> **Exercise brief**: Filter the entries below, keeping only lines with the word "text".

----------

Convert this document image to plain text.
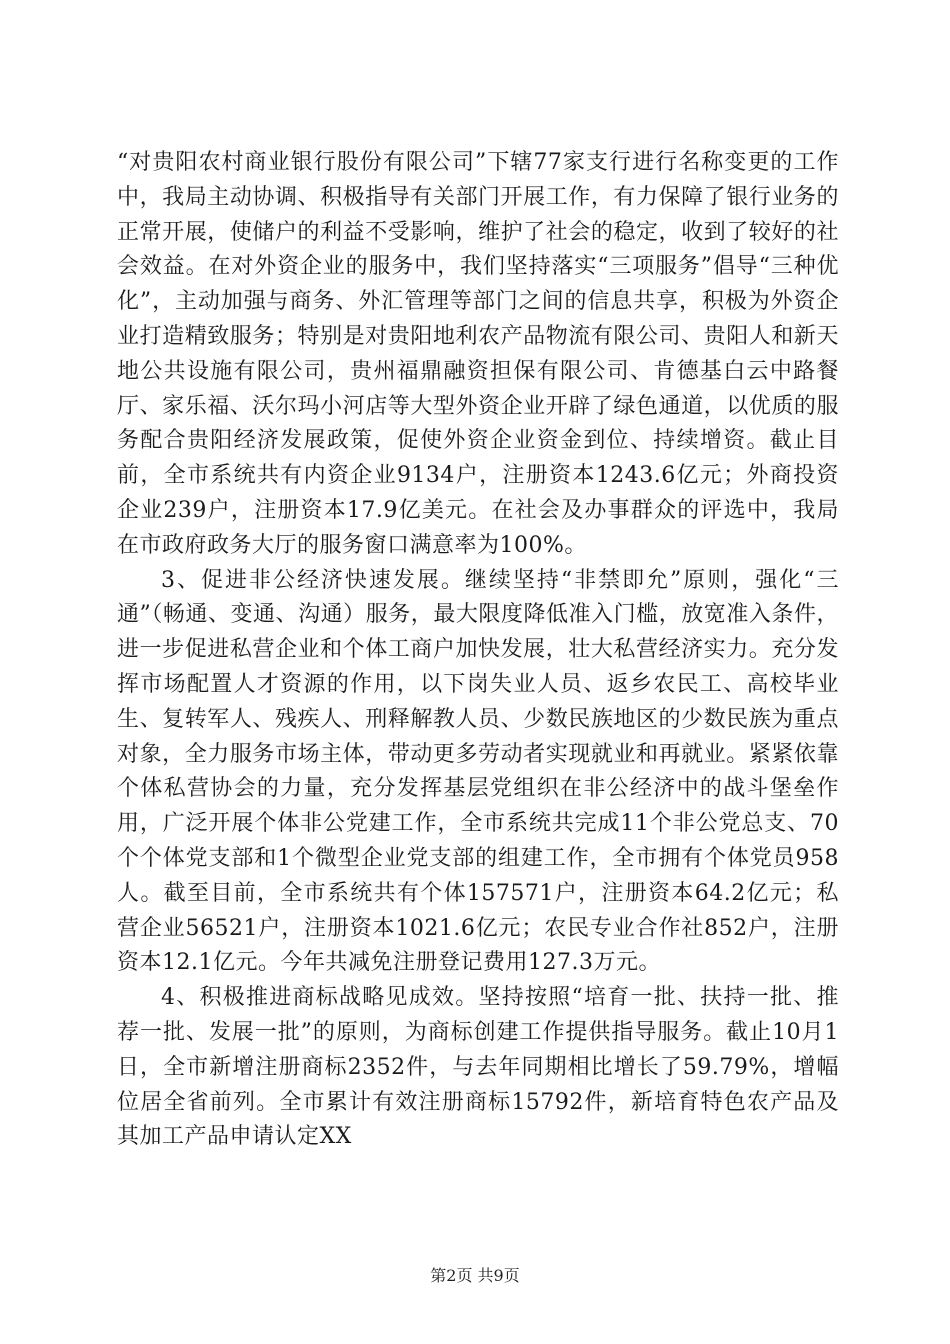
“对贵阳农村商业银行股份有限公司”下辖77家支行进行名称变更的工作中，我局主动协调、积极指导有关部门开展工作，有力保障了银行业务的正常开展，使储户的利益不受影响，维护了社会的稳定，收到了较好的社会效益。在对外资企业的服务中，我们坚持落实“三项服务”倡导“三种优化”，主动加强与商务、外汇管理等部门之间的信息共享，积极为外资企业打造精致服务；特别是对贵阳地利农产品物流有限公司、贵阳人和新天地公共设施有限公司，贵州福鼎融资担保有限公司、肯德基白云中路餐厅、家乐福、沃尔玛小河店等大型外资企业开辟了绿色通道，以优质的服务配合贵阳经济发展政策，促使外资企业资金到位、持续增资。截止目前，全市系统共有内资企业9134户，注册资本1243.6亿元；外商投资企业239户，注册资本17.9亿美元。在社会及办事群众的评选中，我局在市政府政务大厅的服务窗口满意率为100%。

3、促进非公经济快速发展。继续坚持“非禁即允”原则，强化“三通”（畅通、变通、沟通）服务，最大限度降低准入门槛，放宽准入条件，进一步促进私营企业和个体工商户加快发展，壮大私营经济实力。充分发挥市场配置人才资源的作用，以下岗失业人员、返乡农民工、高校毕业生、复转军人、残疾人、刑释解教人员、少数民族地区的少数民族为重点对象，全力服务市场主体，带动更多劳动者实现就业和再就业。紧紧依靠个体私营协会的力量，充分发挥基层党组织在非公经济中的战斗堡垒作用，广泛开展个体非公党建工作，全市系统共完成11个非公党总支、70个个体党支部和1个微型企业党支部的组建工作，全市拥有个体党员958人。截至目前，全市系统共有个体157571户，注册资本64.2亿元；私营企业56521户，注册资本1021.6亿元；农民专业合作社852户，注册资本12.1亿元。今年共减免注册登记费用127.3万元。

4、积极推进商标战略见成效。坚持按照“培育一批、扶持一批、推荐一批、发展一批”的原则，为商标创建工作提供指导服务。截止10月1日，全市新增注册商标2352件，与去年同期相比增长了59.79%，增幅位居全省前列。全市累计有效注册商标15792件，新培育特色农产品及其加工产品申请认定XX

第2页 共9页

----------

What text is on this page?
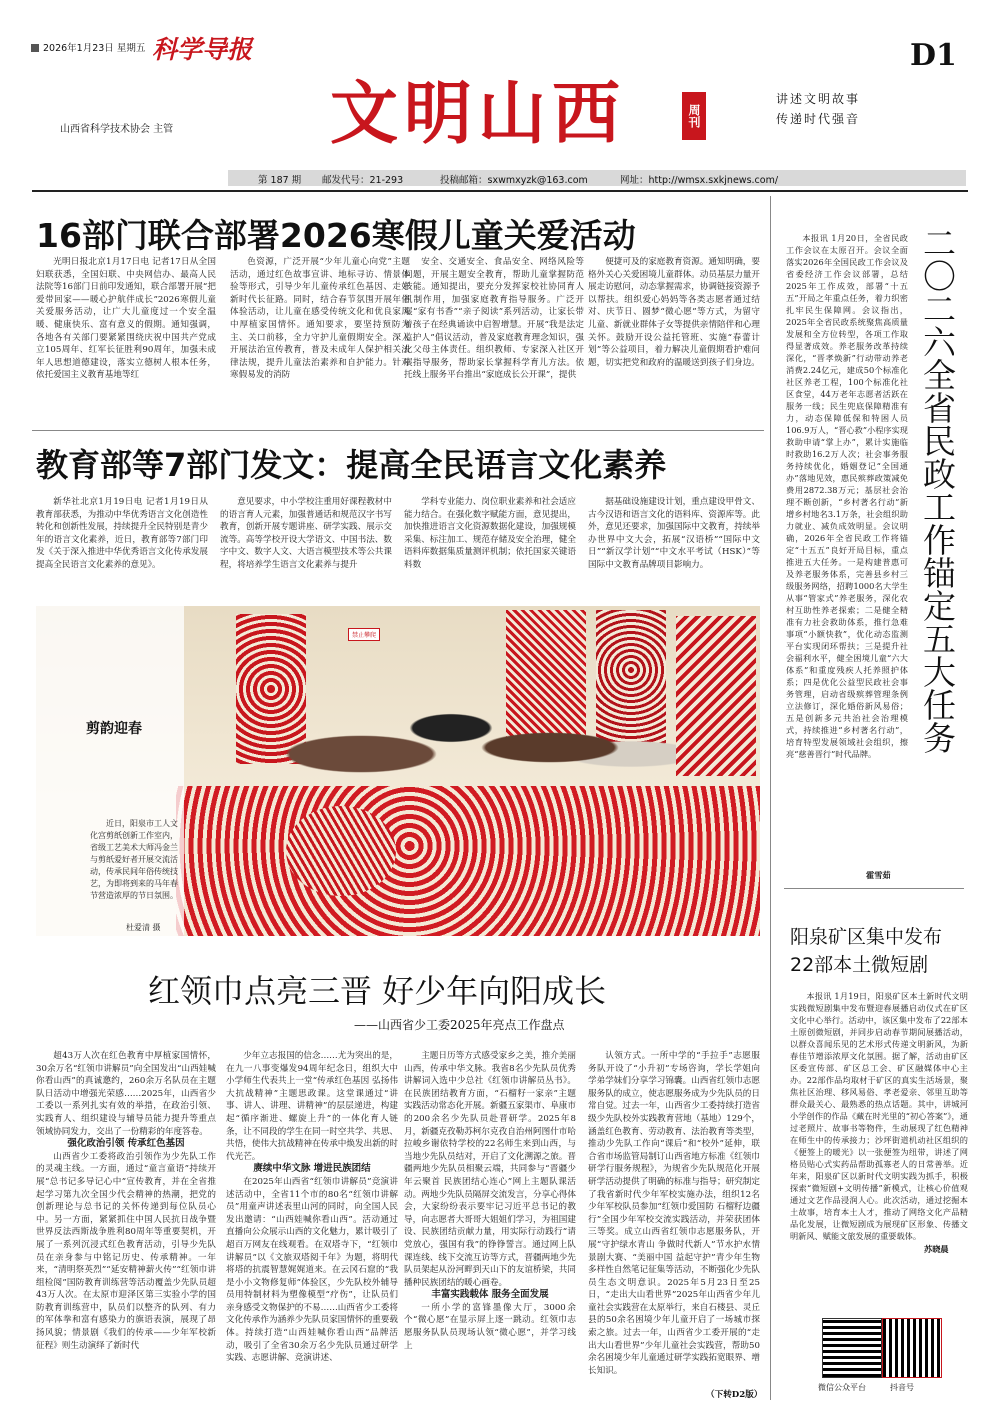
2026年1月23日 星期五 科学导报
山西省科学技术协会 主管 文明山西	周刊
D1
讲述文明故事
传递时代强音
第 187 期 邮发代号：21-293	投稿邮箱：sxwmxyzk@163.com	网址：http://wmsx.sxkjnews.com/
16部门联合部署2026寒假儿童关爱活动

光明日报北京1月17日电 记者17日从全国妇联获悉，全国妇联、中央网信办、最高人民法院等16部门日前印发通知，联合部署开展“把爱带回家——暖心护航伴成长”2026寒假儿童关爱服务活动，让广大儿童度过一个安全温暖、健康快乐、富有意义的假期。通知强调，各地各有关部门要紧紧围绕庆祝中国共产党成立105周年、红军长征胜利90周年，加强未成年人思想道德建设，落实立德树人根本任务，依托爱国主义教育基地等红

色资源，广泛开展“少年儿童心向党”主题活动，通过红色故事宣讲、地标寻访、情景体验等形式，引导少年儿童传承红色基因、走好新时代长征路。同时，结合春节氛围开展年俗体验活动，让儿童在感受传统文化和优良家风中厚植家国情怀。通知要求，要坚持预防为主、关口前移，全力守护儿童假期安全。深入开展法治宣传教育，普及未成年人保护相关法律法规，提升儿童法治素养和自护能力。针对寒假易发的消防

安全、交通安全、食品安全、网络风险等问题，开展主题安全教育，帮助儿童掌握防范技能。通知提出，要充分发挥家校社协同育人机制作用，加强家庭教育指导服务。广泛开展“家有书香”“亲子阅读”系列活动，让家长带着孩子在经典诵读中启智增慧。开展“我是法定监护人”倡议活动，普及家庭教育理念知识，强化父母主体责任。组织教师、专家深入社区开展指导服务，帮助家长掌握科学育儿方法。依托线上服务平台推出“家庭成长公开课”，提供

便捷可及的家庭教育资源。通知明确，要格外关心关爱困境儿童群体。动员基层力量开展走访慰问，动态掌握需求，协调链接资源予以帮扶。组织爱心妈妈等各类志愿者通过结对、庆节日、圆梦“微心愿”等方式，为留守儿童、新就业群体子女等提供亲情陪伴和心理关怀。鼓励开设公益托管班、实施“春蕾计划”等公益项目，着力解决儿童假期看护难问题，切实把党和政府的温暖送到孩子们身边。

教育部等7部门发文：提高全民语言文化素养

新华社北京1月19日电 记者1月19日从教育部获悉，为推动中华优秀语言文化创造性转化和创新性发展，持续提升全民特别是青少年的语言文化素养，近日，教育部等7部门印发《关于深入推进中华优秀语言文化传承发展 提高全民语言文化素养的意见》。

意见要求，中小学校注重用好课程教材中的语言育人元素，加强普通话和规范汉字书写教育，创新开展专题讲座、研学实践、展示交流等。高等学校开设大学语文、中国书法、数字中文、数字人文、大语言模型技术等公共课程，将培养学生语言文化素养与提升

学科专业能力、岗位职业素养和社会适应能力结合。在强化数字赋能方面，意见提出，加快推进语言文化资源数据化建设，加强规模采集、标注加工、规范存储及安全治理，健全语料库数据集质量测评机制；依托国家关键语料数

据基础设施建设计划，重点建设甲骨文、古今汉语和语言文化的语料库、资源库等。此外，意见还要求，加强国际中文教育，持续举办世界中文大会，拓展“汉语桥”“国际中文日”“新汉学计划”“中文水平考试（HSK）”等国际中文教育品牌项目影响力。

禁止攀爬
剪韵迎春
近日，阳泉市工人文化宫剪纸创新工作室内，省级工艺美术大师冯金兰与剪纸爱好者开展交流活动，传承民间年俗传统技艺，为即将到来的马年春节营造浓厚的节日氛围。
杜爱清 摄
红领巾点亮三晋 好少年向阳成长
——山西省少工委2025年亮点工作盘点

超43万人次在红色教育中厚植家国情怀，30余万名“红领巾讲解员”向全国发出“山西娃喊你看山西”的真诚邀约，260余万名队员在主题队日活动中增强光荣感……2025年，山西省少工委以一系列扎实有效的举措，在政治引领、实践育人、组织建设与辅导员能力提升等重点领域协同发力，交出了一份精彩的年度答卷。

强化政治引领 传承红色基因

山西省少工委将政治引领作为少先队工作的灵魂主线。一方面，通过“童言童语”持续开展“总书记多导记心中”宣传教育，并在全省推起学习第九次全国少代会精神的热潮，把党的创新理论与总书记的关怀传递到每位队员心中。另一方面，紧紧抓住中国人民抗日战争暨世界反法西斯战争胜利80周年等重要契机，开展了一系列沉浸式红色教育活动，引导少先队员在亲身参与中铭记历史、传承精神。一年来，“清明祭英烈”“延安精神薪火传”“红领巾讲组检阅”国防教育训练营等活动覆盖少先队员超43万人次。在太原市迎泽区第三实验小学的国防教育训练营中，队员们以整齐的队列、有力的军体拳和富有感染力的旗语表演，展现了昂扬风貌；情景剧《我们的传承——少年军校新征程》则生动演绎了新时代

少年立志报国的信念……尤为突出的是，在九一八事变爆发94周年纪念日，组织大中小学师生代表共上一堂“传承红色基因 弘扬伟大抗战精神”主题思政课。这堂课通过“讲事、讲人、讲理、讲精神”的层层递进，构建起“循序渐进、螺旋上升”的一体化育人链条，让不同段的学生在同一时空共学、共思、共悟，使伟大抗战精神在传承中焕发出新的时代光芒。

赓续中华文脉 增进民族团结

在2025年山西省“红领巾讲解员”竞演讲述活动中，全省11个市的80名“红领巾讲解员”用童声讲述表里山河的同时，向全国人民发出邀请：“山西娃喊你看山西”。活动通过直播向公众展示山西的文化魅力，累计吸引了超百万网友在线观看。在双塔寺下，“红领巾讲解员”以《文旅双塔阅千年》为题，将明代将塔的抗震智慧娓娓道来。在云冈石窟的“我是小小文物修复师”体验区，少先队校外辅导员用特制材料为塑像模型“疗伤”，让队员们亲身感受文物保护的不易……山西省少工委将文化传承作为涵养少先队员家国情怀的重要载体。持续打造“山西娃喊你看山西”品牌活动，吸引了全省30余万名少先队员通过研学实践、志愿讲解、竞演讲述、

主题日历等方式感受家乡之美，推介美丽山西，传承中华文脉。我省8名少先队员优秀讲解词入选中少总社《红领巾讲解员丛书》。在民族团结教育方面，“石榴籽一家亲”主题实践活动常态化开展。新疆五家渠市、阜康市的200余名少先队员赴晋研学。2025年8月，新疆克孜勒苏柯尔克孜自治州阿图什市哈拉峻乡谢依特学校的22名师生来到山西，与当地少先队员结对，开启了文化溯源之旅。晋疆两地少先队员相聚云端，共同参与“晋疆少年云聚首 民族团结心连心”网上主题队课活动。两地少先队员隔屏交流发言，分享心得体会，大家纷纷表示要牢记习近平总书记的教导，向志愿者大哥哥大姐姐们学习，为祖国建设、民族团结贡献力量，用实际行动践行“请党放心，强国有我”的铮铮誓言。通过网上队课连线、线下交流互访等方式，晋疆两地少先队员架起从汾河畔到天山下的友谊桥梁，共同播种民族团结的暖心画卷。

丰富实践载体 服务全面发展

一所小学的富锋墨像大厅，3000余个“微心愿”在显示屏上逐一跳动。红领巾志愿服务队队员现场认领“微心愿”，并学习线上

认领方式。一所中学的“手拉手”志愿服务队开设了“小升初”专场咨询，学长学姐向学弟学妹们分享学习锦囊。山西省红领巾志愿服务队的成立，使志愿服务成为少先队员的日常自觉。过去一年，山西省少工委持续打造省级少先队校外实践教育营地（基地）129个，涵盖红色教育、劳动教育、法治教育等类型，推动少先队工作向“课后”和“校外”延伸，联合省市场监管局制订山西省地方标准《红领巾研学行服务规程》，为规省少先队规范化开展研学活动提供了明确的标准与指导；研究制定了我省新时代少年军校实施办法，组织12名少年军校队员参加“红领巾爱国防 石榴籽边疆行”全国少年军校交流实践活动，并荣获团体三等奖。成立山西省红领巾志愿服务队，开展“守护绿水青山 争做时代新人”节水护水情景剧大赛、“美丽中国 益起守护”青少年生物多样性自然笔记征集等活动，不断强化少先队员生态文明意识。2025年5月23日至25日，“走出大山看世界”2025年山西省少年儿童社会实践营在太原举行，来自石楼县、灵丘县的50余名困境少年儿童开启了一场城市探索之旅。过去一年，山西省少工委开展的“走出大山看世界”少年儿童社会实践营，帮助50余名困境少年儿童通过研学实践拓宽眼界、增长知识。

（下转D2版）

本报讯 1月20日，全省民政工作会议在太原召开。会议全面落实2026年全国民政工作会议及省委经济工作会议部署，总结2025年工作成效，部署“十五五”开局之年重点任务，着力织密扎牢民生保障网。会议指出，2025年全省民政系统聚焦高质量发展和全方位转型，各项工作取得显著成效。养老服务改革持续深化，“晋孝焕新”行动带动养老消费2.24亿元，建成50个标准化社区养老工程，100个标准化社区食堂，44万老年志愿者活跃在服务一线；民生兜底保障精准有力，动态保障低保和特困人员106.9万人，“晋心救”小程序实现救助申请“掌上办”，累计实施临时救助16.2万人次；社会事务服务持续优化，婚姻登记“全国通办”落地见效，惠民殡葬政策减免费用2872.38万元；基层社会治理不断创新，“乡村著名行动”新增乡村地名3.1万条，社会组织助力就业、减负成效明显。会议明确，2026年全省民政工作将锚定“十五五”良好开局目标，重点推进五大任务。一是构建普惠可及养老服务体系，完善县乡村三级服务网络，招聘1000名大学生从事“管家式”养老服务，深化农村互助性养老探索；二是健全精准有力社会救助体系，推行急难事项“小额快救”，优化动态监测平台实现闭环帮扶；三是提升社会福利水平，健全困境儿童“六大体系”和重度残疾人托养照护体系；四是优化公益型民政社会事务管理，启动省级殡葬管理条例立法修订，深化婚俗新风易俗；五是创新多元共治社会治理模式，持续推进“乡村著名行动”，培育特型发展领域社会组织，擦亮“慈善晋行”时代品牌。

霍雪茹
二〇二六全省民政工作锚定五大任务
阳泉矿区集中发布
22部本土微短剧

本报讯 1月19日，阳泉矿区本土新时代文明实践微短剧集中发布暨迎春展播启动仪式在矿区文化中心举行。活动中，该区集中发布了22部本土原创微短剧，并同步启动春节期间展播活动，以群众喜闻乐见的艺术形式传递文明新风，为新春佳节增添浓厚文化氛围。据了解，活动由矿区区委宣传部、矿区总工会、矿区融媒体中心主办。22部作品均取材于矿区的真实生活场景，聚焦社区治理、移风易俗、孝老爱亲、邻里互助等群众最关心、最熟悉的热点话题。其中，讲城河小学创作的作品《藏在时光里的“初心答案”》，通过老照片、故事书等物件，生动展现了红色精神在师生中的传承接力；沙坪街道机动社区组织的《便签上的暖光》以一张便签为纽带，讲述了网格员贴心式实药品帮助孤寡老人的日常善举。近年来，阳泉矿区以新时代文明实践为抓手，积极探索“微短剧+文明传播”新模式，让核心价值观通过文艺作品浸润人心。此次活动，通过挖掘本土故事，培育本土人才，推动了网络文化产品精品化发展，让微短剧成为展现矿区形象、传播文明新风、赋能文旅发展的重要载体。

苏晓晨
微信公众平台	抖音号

----------

> **Right answer**:
Convert this document image to plain text.
What text is on this page?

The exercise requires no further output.